WRITTEN PROBLEM — Check every line of the data below for the string "Hourly", and copy the ones that hold it.

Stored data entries
────────────────

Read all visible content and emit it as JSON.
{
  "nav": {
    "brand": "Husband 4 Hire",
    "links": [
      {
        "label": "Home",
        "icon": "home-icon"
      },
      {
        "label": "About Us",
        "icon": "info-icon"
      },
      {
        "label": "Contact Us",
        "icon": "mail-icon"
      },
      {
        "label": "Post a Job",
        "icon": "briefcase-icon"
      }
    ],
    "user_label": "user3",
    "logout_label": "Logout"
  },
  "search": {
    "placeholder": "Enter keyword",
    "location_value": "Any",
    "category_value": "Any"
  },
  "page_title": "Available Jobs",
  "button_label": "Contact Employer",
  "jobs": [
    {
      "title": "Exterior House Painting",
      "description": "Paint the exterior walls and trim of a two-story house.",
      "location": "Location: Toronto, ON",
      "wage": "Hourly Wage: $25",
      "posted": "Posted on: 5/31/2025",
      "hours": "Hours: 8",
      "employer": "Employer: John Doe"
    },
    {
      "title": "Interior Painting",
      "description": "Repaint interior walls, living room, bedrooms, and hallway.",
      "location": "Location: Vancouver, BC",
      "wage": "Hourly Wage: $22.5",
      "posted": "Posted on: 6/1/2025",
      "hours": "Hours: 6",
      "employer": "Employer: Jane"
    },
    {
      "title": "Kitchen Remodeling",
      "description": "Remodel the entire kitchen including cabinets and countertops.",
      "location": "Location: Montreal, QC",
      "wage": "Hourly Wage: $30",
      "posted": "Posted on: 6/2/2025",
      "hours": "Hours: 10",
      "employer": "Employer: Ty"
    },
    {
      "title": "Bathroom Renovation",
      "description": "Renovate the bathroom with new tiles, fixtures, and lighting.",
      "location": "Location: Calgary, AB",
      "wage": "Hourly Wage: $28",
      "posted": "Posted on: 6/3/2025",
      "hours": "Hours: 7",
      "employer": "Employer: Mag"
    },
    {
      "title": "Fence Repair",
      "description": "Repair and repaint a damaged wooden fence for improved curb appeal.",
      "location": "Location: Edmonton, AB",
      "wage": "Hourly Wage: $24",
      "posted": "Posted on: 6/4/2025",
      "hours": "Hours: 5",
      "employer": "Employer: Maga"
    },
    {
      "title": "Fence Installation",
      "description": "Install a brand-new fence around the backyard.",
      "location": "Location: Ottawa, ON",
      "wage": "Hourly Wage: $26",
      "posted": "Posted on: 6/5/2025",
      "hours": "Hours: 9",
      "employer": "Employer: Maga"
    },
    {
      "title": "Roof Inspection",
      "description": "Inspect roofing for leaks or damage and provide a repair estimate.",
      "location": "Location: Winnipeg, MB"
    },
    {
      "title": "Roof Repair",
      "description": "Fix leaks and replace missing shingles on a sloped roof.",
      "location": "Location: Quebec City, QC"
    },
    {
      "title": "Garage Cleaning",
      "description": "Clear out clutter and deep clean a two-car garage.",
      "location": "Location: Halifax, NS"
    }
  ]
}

────────────────

RESULT FOR THIS EXERCISE —
      "wage": "Hourly Wage: $25",
      "wage": "Hourly Wage: $22.5",
      "wage": "Hourly Wage: $30",
      "wage": "Hourly Wage: $28",
      "wage": "Hourly Wage: $24",
      "wage": "Hourly Wage: $26",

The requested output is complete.